▶ [RECORD EXCERPTS]
──────

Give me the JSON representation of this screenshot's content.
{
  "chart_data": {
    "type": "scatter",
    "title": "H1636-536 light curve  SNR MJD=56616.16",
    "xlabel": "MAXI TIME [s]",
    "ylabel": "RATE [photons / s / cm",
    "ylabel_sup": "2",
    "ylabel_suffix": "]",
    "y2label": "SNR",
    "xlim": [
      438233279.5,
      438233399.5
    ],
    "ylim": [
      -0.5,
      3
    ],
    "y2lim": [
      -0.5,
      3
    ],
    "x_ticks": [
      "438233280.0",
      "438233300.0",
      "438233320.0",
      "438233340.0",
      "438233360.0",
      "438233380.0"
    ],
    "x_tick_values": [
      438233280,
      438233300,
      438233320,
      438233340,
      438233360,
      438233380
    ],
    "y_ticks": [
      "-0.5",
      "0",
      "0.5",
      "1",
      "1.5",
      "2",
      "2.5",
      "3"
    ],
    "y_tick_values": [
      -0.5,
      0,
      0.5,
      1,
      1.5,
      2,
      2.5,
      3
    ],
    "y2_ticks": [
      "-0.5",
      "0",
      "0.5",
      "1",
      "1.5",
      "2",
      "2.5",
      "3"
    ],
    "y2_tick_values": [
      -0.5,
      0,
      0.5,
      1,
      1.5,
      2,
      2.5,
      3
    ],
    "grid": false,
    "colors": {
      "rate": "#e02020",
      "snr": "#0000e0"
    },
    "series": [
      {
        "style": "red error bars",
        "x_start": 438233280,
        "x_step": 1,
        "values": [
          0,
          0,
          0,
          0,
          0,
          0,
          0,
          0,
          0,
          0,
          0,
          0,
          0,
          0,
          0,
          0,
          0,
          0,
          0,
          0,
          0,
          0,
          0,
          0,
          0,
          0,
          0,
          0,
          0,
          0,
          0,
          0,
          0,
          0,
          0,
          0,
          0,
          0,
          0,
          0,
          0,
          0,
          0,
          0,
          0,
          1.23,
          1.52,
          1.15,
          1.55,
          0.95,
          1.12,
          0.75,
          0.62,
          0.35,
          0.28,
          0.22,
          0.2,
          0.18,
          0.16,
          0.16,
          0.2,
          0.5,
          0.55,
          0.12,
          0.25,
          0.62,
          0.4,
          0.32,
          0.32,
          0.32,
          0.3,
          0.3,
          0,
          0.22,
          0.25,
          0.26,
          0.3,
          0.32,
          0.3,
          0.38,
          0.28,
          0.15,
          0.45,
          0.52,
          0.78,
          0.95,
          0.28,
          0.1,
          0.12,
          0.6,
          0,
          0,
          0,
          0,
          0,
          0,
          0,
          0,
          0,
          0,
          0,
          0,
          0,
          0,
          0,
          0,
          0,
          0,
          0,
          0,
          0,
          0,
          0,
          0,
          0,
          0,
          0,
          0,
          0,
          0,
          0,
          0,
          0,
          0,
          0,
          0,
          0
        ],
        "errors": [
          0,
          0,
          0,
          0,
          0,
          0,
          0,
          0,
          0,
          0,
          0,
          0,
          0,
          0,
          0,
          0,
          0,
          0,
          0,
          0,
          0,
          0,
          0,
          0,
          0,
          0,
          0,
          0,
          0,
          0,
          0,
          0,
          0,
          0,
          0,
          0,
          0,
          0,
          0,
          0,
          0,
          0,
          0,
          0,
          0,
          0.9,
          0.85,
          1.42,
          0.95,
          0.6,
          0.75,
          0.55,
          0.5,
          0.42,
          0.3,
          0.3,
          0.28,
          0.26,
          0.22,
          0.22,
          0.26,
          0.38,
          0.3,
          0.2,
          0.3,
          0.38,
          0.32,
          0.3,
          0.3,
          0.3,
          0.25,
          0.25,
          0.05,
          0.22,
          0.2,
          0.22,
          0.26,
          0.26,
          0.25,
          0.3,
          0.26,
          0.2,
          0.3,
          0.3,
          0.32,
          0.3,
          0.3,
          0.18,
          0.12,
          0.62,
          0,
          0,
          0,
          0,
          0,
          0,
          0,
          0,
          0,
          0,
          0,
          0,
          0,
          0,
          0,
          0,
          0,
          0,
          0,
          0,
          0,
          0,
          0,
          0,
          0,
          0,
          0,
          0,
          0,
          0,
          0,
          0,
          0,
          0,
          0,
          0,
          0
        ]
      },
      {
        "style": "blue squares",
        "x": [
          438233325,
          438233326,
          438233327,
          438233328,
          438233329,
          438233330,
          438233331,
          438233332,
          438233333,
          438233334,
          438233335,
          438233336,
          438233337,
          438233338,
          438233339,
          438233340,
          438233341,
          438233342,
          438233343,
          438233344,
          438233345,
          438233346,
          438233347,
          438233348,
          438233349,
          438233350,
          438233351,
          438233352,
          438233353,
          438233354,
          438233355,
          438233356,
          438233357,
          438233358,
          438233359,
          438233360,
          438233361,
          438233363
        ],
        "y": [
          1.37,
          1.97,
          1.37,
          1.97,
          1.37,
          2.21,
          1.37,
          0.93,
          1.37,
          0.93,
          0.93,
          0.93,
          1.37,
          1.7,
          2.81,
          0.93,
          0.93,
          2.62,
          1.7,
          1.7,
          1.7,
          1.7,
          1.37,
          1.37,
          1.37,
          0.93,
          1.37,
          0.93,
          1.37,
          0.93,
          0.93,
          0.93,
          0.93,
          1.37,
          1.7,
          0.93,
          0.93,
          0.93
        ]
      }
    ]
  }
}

──────

▶ [STATED GOAL] Your task is to transcribe the listing above in full, exactly as given.

▶ [WRITTEN SOLUTION]
Give me the JSON representation of this screenshot's content.
{
  "chart_data": {
    "type": "scatter",
    "title": "H1636-536 light curve  SNR MJD=56616.16",
    "xlabel": "MAXI TIME [s]",
    "ylabel": "RATE [photons / s / cm",
    "ylabel_sup": "2",
    "ylabel_suffix": "]",
    "y2label": "SNR",
    "xlim": [
      438233279.5,
      438233399.5
    ],
    "ylim": [
      -0.5,
      3
    ],
    "y2lim": [
      -0.5,
      3
    ],
    "x_ticks": [
      "438233280.0",
      "438233300.0",
      "438233320.0",
      "438233340.0",
      "438233360.0",
      "438233380.0"
    ],
    "x_tick_values": [
      438233280,
      438233300,
      438233320,
      438233340,
      438233360,
      438233380
    ],
    "y_ticks": [
      "-0.5",
      "0",
      "0.5",
      "1",
      "1.5",
      "2",
      "2.5",
      "3"
    ],
    "y_tick_values": [
      -0.5,
      0,
      0.5,
      1,
      1.5,
      2,
      2.5,
      3
    ],
    "y2_ticks": [
      "-0.5",
      "0",
      "0.5",
      "1",
      "1.5",
      "2",
      "2.5",
      "3"
    ],
    "y2_tick_values": [
      -0.5,
      0,
      0.5,
      1,
      1.5,
      2,
      2.5,
      3
    ],
    "grid": false,
    "colors": {
      "rate": "#e02020",
      "snr": "#0000e0"
    },
    "series": [
      {
        "style": "red error bars",
        "x_start": 438233280,
        "x_step": 1,
        "values": [
          0,
          0,
          0,
          0,
          0,
          0,
          0,
          0,
          0,
          0,
          0,
          0,
          0,
          0,
          0,
          0,
          0,
          0,
          0,
          0,
          0,
          0,
          0,
          0,
          0,
          0,
          0,
          0,
          0,
          0,
          0,
          0,
          0,
          0,
          0,
          0,
          0,
          0,
          0,
          0,
          0,
          0,
          0,
          0,
          0,
          1.23,
          1.52,
          1.15,
          1.55,
          0.95,
          1.12,
          0.75,
          0.62,
          0.35,
          0.28,
          0.22,
          0.2,
          0.18,
          0.16,
          0.16,
          0.2,
          0.5,
          0.55,
          0.12,
          0.25,
          0.62,
          0.4,
          0.32,
          0.32,
          0.32,
          0.3,
          0.3,
          0,
          0.22,
          0.25,
          0.26,
          0.3,
          0.32,
          0.3,
          0.38,
          0.28,
          0.15,
          0.45,
          0.52,
          0.78,
          0.95,
          0.28,
          0.1,
          0.12,
          0.6,
          0,
          0,
          0,
          0,
          0,
          0,
          0,
          0,
          0,
          0,
          0,
          0,
          0,
          0,
          0,
          0,
          0,
          0,
          0,
          0,
          0,
          0,
          0,
          0,
          0,
          0,
          0,
          0,
          0,
          0,
          0,
          0,
          0,
          0,
          0,
          0,
          0
        ],
        "errors": [
          0,
          0,
          0,
          0,
          0,
          0,
          0,
          0,
          0,
          0,
          0,
          0,
          0,
          0,
          0,
          0,
          0,
          0,
          0,
          0,
          0,
          0,
          0,
          0,
          0,
          0,
          0,
          0,
          0,
          0,
          0,
          0,
          0,
          0,
          0,
          0,
          0,
          0,
          0,
          0,
          0,
          0,
          0,
          0,
          0,
          0.9,
          0.85,
          1.42,
          0.95,
          0.6,
          0.75,
          0.55,
          0.5,
          0.42,
          0.3,
          0.3,
          0.28,
          0.26,
          0.22,
          0.22,
          0.26,
          0.38,
          0.3,
          0.2,
          0.3,
          0.38,
          0.32,
          0.3,
          0.3,
          0.3,
          0.25,
          0.25,
          0.05,
          0.22,
          0.2,
          0.22,
          0.26,
          0.26,
          0.25,
          0.3,
          0.26,
          0.2,
          0.3,
          0.3,
          0.32,
          0.3,
          0.3,
          0.18,
          0.12,
          0.62,
          0,
          0,
          0,
          0,
          0,
          0,
          0,
          0,
          0,
          0,
          0,
          0,
          0,
          0,
          0,
          0,
          0,
          0,
          0,
          0,
          0,
          0,
          0,
          0,
          0,
          0,
          0,
          0,
          0,
          0,
          0,
          0,
          0,
          0,
          0,
          0,
          0
        ]
      },
      {
        "style": "blue squares",
        "x": [
          438233325,
          438233326,
          438233327,
          438233328,
          438233329,
          438233330,
          438233331,
          438233332,
          438233333,
          438233334,
          438233335,
          438233336,
          438233337,
          438233338,
          438233339,
          438233340,
          438233341,
          438233342,
          438233343,
          438233344,
          438233345,
          438233346,
          438233347,
          438233348,
          438233349,
          438233350,
          438233351,
          438233352,
          438233353,
          438233354,
          438233355,
          438233356,
          438233357,
          438233358,
          438233359,
          438233360,
          438233361,
          438233363
        ],
        "y": [
          1.37,
          1.97,
          1.37,
          1.97,
          1.37,
          2.21,
          1.37,
          0.93,
          1.37,
          0.93,
          0.93,
          0.93,
          1.37,
          1.7,
          2.81,
          0.93,
          0.93,
          2.62,
          1.7,
          1.7,
          1.7,
          1.7,
          1.37,
          1.37,
          1.37,
          0.93,
          1.37,
          0.93,
          1.37,
          0.93,
          0.93,
          0.93,
          0.93,
          1.37,
          1.7,
          0.93,
          0.93,
          0.93
        ]
      }
    ]
  }
}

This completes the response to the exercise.